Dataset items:
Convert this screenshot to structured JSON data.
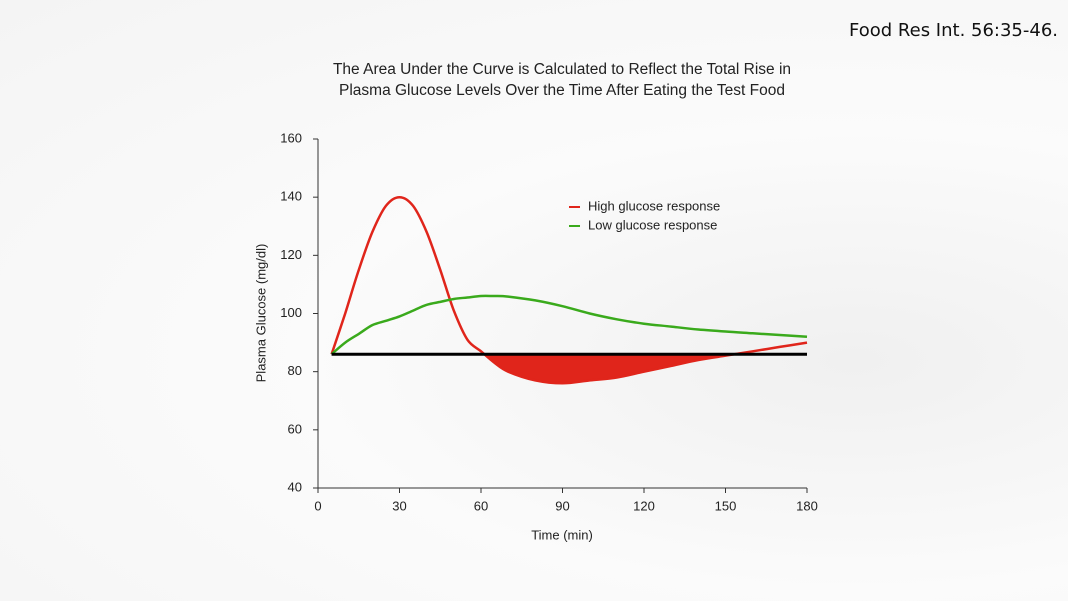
{
  "chart_data": {
    "type": "line",
    "title": "The Area Under the Curve is Calculated to Reflect the Total Rise in Plasma Glucose Levels Over the Time After Eating the Test Food",
    "source": "Food Res Int. 56:35-46.",
    "x_label": "Time (min)",
    "y_label": "Plasma Glucose (mg/dl)",
    "x": [
      5,
      10,
      15,
      20,
      25,
      30,
      35,
      40,
      45,
      50,
      55,
      60,
      65,
      70,
      80,
      90,
      100,
      110,
      120,
      130,
      140,
      150,
      160,
      170,
      180
    ],
    "series": [
      {
        "name": "High glucose response",
        "color": "#e0251b",
        "values": [
          86,
          100,
          115,
          128,
          137,
          140,
          137,
          128,
          115,
          101,
          91,
          87,
          83,
          80,
          77,
          76,
          77,
          78,
          80,
          82,
          84,
          85.5,
          87,
          88.5,
          90
        ]
      },
      {
        "name": "Low glucose response",
        "color": "#3aaa1c",
        "values": [
          86,
          90,
          93,
          96,
          97.5,
          99,
          101,
          103,
          104,
          105,
          105.5,
          106,
          106,
          105.8,
          104.5,
          102.5,
          100,
          98,
          96.5,
          95.5,
          94.5,
          93.8,
          93.2,
          92.6,
          92
        ]
      }
    ],
    "baseline": {
      "value": 86,
      "x": [
        5,
        180
      ],
      "color": "#000000"
    },
    "fill_below_baseline": {
      "series": 0,
      "color": "#e0251b"
    },
    "xlim": [
      0,
      180
    ],
    "xticks": [
      0,
      30,
      60,
      90,
      120,
      150,
      180
    ],
    "ylim": [
      40,
      160
    ],
    "yticks": [
      40,
      60,
      80,
      100,
      120,
      140,
      160
    ],
    "grid": false,
    "legend": "upper right"
  }
}
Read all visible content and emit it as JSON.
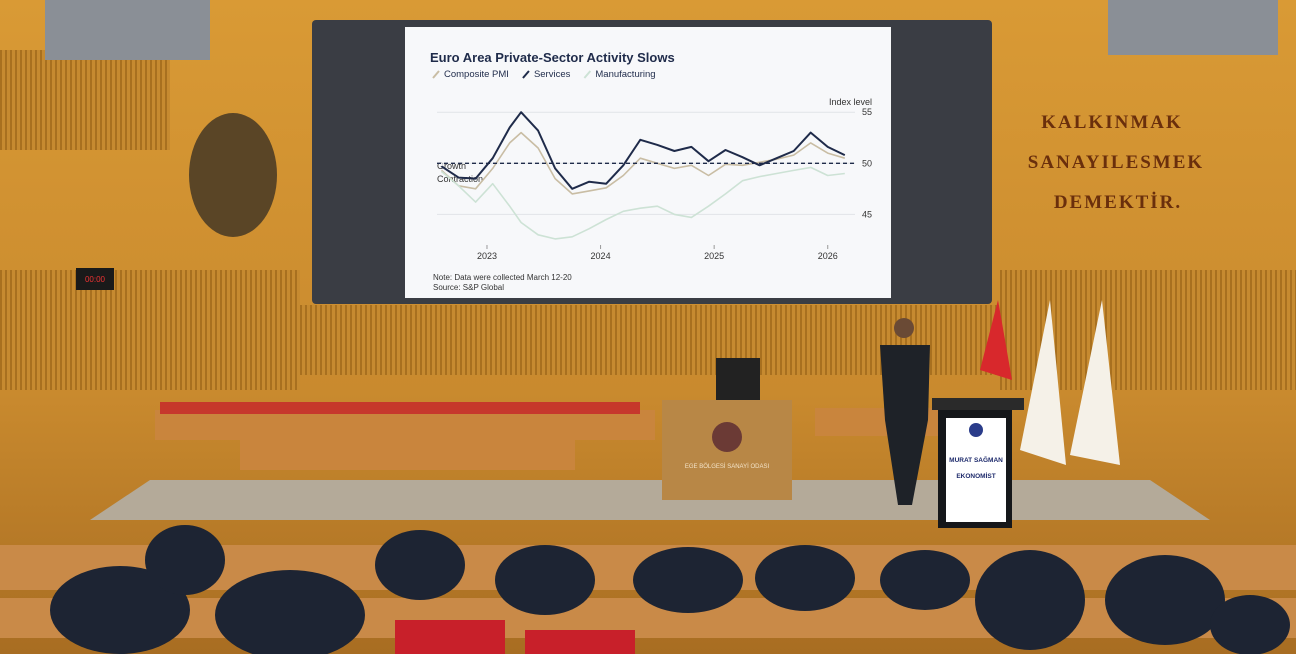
{
  "slide": {
    "chart_data": {
      "type": "line",
      "title": "Euro Area Private-Sector Activity Slows",
      "y_label": "Index level",
      "x": [
        2022.6,
        2022.75,
        2022.9,
        2023.05,
        2023.2,
        2023.3,
        2023.45,
        2023.6,
        2023.75,
        2023.9,
        2024.05,
        2024.2,
        2024.35,
        2024.5,
        2024.65,
        2024.8,
        2024.95,
        2025.1,
        2025.25,
        2025.4,
        2025.55,
        2025.7,
        2025.85,
        2026.0,
        2026.15
      ],
      "series": [
        {
          "name": "Composite PMI",
          "color": "#c9bda4",
          "values": [
            49.3,
            47.8,
            47.5,
            49.5,
            52.0,
            53.0,
            51.5,
            48.5,
            47.0,
            47.3,
            47.6,
            48.8,
            50.5,
            50.0,
            49.5,
            49.8,
            48.8,
            49.9,
            49.8,
            50.1,
            50.4,
            50.8,
            52.0,
            51.0,
            50.5
          ]
        },
        {
          "name": "Services",
          "color": "#1f2b4a",
          "values": [
            49.7,
            48.6,
            48.5,
            50.5,
            53.5,
            55.0,
            53.2,
            49.5,
            47.5,
            48.2,
            48.0,
            49.8,
            52.3,
            51.8,
            51.2,
            51.6,
            50.2,
            51.3,
            50.6,
            49.8,
            50.5,
            51.2,
            53.0,
            51.6,
            50.8
          ]
        },
        {
          "name": "Manufacturing",
          "color": "#cde2d5",
          "values": [
            49.2,
            47.8,
            46.2,
            48.0,
            45.8,
            44.2,
            43.0,
            42.6,
            42.8,
            43.6,
            44.5,
            45.3,
            45.6,
            45.8,
            45.0,
            44.7,
            45.8,
            47.0,
            48.3,
            48.7,
            49.0,
            49.3,
            49.6,
            48.8,
            49.0
          ]
        }
      ],
      "xlim": [
        2022.56,
        2026.24
      ],
      "xticks": [
        2023,
        2024,
        2025,
        2026
      ],
      "ylim": [
        42,
        56
      ],
      "yticks": [
        45,
        50,
        55
      ],
      "grid": true,
      "threshold": 50,
      "growth_label": "Growth",
      "contraction_label": "Contraction",
      "note": "Note: Data were collected March 12-20",
      "source": "Source: S&P Global"
    }
  },
  "wall": {
    "lines": [
      "KALKINMAK",
      "SANAYILESMEK",
      "DEMEKTİR."
    ]
  },
  "clock": "00:00",
  "podium": {
    "label": "EGE BÖLGESİ SANAYİ ODASI"
  },
  "nameplate": {
    "name": "MURAT SAĞMAN",
    "title": "EKONOMİST"
  }
}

Written exercise –
All preceding records should be duplicated verbatim, images excepted.

Result of the task –
Convert this screenshot to structured JSON data.
{
  "chart_data": {
    "type": "line",
    "title": "The Area Under the Curve is Calculated to Reflect the Total Rise in Plasma Glucose Levels Over the Time After Eating the Test Food",
    "source": "Food Res Int. 56:35-46.",
    "x_label": "Time (min)",
    "y_label": "Plasma Glucose (mg/dl)",
    "x": [
      5,
      10,
      15,
      20,
      25,
      30,
      35,
      40,
      45,
      50,
      55,
      60,
      65,
      70,
      80,
      90,
      100,
      110,
      120,
      130,
      140,
      150,
      160,
      170,
      180
    ],
    "series": [
      {
        "name": "High glucose response",
        "color": "#e0251b",
        "values": [
          86,
          100,
          115,
          128,
          137,
          140,
          137,
          128,
          115,
          101,
          91,
          87,
          83,
          80,
          77,
          76,
          77,
          78,
          80,
          82,
          84,
          85.5,
          87,
          88.5,
          90
        ]
      },
      {
        "name": "Low glucose response",
        "color": "#3aaa1c",
        "values": [
          86,
          90,
          93,
          96,
          97.5,
          99,
          101,
          103,
          104,
          105,
          105.5,
          106,
          106,
          105.8,
          104.5,
          102.5,
          100,
          98,
          96.5,
          95.5,
          94.5,
          93.8,
          93.2,
          92.6,
          92
        ]
      }
    ],
    "baseline": {
      "value": 86,
      "x": [
        5,
        180
      ],
      "color": "#000000"
    },
    "fill_below_baseline": {
      "series": 0,
      "color": "#e0251b"
    },
    "xlim": [
      0,
      180
    ],
    "xticks": [
      0,
      30,
      60,
      90,
      120,
      150,
      180
    ],
    "ylim": [
      40,
      160
    ],
    "yticks": [
      40,
      60,
      80,
      100,
      120,
      140,
      160
    ],
    "grid": false,
    "legend": "upper right"
  }
}
Read all visible content and emit it as JSON.
{
  "slide": {
    "chart_data": {
      "type": "line",
      "title": "Euro Area Private-Sector Activity Slows",
      "y_label": "Index level",
      "x": [
        2022.6,
        2022.75,
        2022.9,
        2023.05,
        2023.2,
        2023.3,
        2023.45,
        2023.6,
        2023.75,
        2023.9,
        2024.05,
        2024.2,
        2024.35,
        2024.5,
        2024.65,
        2024.8,
        2024.95,
        2025.1,
        2025.25,
        2025.4,
        2025.55,
        2025.7,
        2025.85,
        2026.0,
        2026.15
      ],
      "series": [
        {
          "name": "Composite PMI",
          "color": "#c9bda4",
          "values": [
            49.3,
            47.8,
            47.5,
            49.5,
            52.0,
            53.0,
            51.5,
            48.5,
            47.0,
            47.3,
            47.6,
            48.8,
            50.5,
            50.0,
            49.5,
            49.8,
            48.8,
            49.9,
            49.8,
            50.1,
            50.4,
            50.8,
            52.0,
            51.0,
            50.5
          ]
        },
        {
          "name": "Services",
          "color": "#1f2b4a",
          "values": [
            49.7,
            48.6,
            48.5,
            50.5,
            53.5,
            55.0,
            53.2,
            49.5,
            47.5,
            48.2,
            48.0,
            49.8,
            52.3,
            51.8,
            51.2,
            51.6,
            50.2,
            51.3,
            50.6,
            49.8,
            50.5,
            51.2,
            53.0,
            51.6,
            50.8
          ]
        },
        {
          "name": "Manufacturing",
          "color": "#cde2d5",
          "values": [
            49.2,
            47.8,
            46.2,
            48.0,
            45.8,
            44.2,
            43.0,
            42.6,
            42.8,
            43.6,
            44.5,
            45.3,
            45.6,
            45.8,
            45.0,
            44.7,
            45.8,
            47.0,
            48.3,
            48.7,
            49.0,
            49.3,
            49.6,
            48.8,
            49.0
          ]
        }
      ],
      "xlim": [
        2022.56,
        2026.24
      ],
      "xticks": [
        2023,
        2024,
        2025,
        2026
      ],
      "ylim": [
        42,
        56
      ],
      "yticks": [
        45,
        50,
        55
      ],
      "grid": true,
      "threshold": 50,
      "growth_label": "Growth",
      "contraction_label": "Contraction",
      "note": "Note: Data were collected March 12-20",
      "source": "Source: S&P Global"
    }
  },
  "wall": {
    "lines": [
      "KALKINMAK",
      "SANAYILESMEK",
      "DEMEKTİR."
    ]
  },
  "clock": "00:00",
  "podium": {
    "label": "EGE BÖLGESİ SANAYİ ODASI"
  },
  "nameplate": {
    "name": "MURAT SAĞMAN",
    "title": "EKONOMİST"
  }
}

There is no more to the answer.